::: Stored rows
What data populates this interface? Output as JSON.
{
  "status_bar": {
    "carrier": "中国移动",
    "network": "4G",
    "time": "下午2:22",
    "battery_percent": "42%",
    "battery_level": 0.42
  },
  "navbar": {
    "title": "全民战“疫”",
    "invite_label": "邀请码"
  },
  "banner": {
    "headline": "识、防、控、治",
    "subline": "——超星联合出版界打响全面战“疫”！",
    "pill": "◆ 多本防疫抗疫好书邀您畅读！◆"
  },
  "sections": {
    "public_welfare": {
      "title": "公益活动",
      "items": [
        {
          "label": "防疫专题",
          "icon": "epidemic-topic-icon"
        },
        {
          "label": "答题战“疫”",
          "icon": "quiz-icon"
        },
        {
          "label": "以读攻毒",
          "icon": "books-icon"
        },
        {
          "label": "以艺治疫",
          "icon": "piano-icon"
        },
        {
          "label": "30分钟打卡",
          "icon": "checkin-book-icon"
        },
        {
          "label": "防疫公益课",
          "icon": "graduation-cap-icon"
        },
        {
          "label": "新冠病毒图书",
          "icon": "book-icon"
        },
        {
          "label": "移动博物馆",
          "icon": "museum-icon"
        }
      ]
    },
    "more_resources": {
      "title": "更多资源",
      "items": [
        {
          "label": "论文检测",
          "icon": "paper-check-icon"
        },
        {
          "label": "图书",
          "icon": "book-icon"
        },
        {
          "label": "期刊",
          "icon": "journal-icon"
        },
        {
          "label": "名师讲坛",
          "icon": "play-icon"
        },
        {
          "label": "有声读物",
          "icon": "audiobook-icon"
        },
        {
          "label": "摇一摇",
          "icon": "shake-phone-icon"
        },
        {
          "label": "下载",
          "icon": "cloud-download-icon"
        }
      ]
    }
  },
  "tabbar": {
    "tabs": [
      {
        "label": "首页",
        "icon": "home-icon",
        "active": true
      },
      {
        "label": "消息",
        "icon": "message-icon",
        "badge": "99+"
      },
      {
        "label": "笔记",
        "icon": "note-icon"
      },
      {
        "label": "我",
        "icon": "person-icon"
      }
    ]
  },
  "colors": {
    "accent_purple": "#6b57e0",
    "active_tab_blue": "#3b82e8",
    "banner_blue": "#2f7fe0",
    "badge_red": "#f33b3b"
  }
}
::::::
**Task directions:** Extract the complete listing above, reproducing each line exactly.

**Correct answer:**
What data populates this interface? Output as JSON.
{
  "status_bar": {
    "carrier": "中国移动",
    "network": "4G",
    "time": "下午2:22",
    "battery_percent": "42%",
    "battery_level": 0.42
  },
  "navbar": {
    "title": "全民战“疫”",
    "invite_label": "邀请码"
  },
  "banner": {
    "headline": "识、防、控、治",
    "subline": "——超星联合出版界打响全面战“疫”！",
    "pill": "◆ 多本防疫抗疫好书邀您畅读！◆"
  },
  "sections": {
    "public_welfare": {
      "title": "公益活动",
      "items": [
        {
          "label": "防疫专题",
          "icon": "epidemic-topic-icon"
        },
        {
          "label": "答题战“疫”",
          "icon": "quiz-icon"
        },
        {
          "label": "以读攻毒",
          "icon": "books-icon"
        },
        {
          "label": "以艺治疫",
          "icon": "piano-icon"
        },
        {
          "label": "30分钟打卡",
          "icon": "checkin-book-icon"
        },
        {
          "label": "防疫公益课",
          "icon": "graduation-cap-icon"
        },
        {
          "label": "新冠病毒图书",
          "icon": "book-icon"
        },
        {
          "label": "移动博物馆",
          "icon": "museum-icon"
        }
      ]
    },
    "more_resources": {
      "title": "更多资源",
      "items": [
        {
          "label": "论文检测",
          "icon": "paper-check-icon"
        },
        {
          "label": "图书",
          "icon": "book-icon"
        },
        {
          "label": "期刊",
          "icon": "journal-icon"
        },
        {
          "label": "名师讲坛",
          "icon": "play-icon"
        },
        {
          "label": "有声读物",
          "icon": "audiobook-icon"
        },
        {
          "label": "摇一摇",
          "icon": "shake-phone-icon"
        },
        {
          "label": "下载",
          "icon": "cloud-download-icon"
        }
      ]
    }
  },
  "tabbar": {
    "tabs": [
      {
        "label": "首页",
        "icon": "home-icon",
        "active": true
      },
      {
        "label": "消息",
        "icon": "message-icon",
        "badge": "99+"
      },
      {
        "label": "笔记",
        "icon": "note-icon"
      },
      {
        "label": "我",
        "icon": "person-icon"
      }
    ]
  },
  "colors": {
    "accent_purple": "#6b57e0",
    "active_tab_blue": "#3b82e8",
    "banner_blue": "#2f7fe0",
    "badge_red": "#f33b3b"
  }
}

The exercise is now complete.